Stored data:

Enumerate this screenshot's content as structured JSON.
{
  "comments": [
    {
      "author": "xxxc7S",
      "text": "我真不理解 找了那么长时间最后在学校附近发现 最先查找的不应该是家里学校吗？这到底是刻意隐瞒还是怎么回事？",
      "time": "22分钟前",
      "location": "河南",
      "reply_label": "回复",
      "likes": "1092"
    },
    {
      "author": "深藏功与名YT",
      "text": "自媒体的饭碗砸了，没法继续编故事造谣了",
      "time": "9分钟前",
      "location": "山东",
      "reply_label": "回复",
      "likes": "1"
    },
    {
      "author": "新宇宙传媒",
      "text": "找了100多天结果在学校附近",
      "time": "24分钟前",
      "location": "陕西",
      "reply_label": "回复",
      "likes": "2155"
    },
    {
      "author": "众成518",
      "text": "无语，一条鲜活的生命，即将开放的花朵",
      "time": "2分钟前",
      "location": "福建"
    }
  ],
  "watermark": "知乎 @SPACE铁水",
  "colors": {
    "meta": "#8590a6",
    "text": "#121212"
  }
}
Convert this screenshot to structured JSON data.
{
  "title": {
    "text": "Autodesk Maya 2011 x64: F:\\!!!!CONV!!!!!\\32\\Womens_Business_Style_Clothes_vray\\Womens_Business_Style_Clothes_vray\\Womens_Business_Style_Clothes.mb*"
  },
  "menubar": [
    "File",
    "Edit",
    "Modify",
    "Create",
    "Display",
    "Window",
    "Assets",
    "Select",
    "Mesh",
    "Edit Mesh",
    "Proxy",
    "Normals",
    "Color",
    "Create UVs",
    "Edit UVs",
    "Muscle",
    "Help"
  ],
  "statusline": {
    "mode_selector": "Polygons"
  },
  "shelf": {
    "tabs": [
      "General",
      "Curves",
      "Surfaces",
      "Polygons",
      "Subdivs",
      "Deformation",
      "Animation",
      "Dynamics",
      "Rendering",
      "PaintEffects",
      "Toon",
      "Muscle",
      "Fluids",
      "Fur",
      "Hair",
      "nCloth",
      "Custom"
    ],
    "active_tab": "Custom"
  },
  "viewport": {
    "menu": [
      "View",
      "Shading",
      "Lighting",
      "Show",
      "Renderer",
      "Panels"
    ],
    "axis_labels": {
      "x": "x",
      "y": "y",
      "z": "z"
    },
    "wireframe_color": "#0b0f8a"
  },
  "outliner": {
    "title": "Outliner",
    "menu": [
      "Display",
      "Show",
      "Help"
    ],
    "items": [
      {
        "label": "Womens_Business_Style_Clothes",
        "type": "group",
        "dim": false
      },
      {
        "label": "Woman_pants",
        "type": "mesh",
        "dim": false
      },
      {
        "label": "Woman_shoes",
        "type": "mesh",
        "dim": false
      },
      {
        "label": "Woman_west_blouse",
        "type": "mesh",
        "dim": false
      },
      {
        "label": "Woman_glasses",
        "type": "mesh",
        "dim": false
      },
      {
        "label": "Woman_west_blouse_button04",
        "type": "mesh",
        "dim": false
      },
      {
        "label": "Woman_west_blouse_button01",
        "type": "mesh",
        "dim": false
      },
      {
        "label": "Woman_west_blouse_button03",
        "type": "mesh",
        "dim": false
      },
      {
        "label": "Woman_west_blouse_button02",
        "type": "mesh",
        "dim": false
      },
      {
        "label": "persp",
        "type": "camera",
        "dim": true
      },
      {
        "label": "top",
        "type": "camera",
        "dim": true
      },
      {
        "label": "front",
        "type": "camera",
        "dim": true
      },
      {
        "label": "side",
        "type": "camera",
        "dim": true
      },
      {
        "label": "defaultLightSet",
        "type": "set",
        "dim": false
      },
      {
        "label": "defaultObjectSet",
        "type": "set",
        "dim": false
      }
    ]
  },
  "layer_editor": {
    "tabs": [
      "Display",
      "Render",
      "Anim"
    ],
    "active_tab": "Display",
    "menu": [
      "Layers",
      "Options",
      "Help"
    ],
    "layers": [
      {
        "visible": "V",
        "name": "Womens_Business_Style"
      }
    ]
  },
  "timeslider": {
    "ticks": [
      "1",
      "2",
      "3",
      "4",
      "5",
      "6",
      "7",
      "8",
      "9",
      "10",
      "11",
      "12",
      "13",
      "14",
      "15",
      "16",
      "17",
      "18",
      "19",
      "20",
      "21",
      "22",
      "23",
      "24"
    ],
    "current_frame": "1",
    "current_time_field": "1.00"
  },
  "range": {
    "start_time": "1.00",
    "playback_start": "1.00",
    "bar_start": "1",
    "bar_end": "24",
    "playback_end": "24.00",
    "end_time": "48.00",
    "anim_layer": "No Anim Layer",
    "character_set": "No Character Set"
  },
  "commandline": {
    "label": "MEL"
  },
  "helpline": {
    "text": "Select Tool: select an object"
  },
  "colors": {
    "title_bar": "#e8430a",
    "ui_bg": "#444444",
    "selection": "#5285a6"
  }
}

◆ **Problem**: Repeat every record, exactly as written.

◆ **Task solution**:
Enumerate this screenshot's content as structured JSON.
{
  "comments": [
    {
      "author": "xxxc7S",
      "text": "我真不理解 找了那么长时间最后在学校附近发现 最先查找的不应该是家里学校吗？这到底是刻意隐瞒还是怎么回事？",
      "time": "22分钟前",
      "location": "河南",
      "reply_label": "回复",
      "likes": "1092"
    },
    {
      "author": "深藏功与名YT",
      "text": "自媒体的饭碗砸了，没法继续编故事造谣了",
      "time": "9分钟前",
      "location": "山东",
      "reply_label": "回复",
      "likes": "1"
    },
    {
      "author": "新宇宙传媒",
      "text": "找了100多天结果在学校附近",
      "time": "24分钟前",
      "location": "陕西",
      "reply_label": "回复",
      "likes": "2155"
    },
    {
      "author": "众成518",
      "text": "无语，一条鲜活的生命，即将开放的花朵",
      "time": "2分钟前",
      "location": "福建"
    }
  ],
  "watermark": "知乎 @SPACE铁水",
  "colors": {
    "meta": "#8590a6",
    "text": "#121212"
  }
}
Convert this screenshot to structured JSON data.
{
  "title": {
    "text": "Autodesk Maya 2011 x64: F:\\!!!!CONV!!!!!\\32\\Womens_Business_Style_Clothes_vray\\Womens_Business_Style_Clothes_vray\\Womens_Business_Style_Clothes.mb*"
  },
  "menubar": [
    "File",
    "Edit",
    "Modify",
    "Create",
    "Display",
    "Window",
    "Assets",
    "Select",
    "Mesh",
    "Edit Mesh",
    "Proxy",
    "Normals",
    "Color",
    "Create UVs",
    "Edit UVs",
    "Muscle",
    "Help"
  ],
  "statusline": {
    "mode_selector": "Polygons"
  },
  "shelf": {
    "tabs": [
      "General",
      "Curves",
      "Surfaces",
      "Polygons",
      "Subdivs",
      "Deformation",
      "Animation",
      "Dynamics",
      "Rendering",
      "PaintEffects",
      "Toon",
      "Muscle",
      "Fluids",
      "Fur",
      "Hair",
      "nCloth",
      "Custom"
    ],
    "active_tab": "Custom"
  },
  "viewport": {
    "menu": [
      "View",
      "Shading",
      "Lighting",
      "Show",
      "Renderer",
      "Panels"
    ],
    "axis_labels": {
      "x": "x",
      "y": "y",
      "z": "z"
    },
    "wireframe_color": "#0b0f8a"
  },
  "outliner": {
    "title": "Outliner",
    "menu": [
      "Display",
      "Show",
      "Help"
    ],
    "items": [
      {
        "label": "Womens_Business_Style_Clothes",
        "type": "group",
        "dim": false
      },
      {
        "label": "Woman_pants",
        "type": "mesh",
        "dim": false
      },
      {
        "label": "Woman_shoes",
        "type": "mesh",
        "dim": false
      },
      {
        "label": "Woman_west_blouse",
        "type": "mesh",
        "dim": false
      },
      {
        "label": "Woman_glasses",
        "type": "mesh",
        "dim": false
      },
      {
        "label": "Woman_west_blouse_button04",
        "type": "mesh",
        "dim": false
      },
      {
        "label": "Woman_west_blouse_button01",
        "type": "mesh",
        "dim": false
      },
      {
        "label": "Woman_west_blouse_button03",
        "type": "mesh",
        "dim": false
      },
      {
        "label": "Woman_west_blouse_button02",
        "type": "mesh",
        "dim": false
      },
      {
        "label": "persp",
        "type": "camera",
        "dim": true
      },
      {
        "label": "top",
        "type": "camera",
        "dim": true
      },
      {
        "label": "front",
        "type": "camera",
        "dim": true
      },
      {
        "label": "side",
        "type": "camera",
        "dim": true
      },
      {
        "label": "defaultLightSet",
        "type": "set",
        "dim": false
      },
      {
        "label": "defaultObjectSet",
        "type": "set",
        "dim": false
      }
    ]
  },
  "layer_editor": {
    "tabs": [
      "Display",
      "Render",
      "Anim"
    ],
    "active_tab": "Display",
    "menu": [
      "Layers",
      "Options",
      "Help"
    ],
    "layers": [
      {
        "visible": "V",
        "name": "Womens_Business_Style"
      }
    ]
  },
  "timeslider": {
    "ticks": [
      "1",
      "2",
      "3",
      "4",
      "5",
      "6",
      "7",
      "8",
      "9",
      "10",
      "11",
      "12",
      "13",
      "14",
      "15",
      "16",
      "17",
      "18",
      "19",
      "20",
      "21",
      "22",
      "23",
      "24"
    ],
    "current_frame": "1",
    "current_time_field": "1.00"
  },
  "range": {
    "start_time": "1.00",
    "playback_start": "1.00",
    "bar_start": "1",
    "bar_end": "24",
    "playback_end": "24.00",
    "end_time": "48.00",
    "anim_layer": "No Anim Layer",
    "character_set": "No Character Set"
  },
  "commandline": {
    "label": "MEL"
  },
  "helpline": {
    "text": "Select Tool: select an object"
  },
  "colors": {
    "title_bar": "#e8430a",
    "ui_bg": "#444444",
    "selection": "#5285a6"
  }
}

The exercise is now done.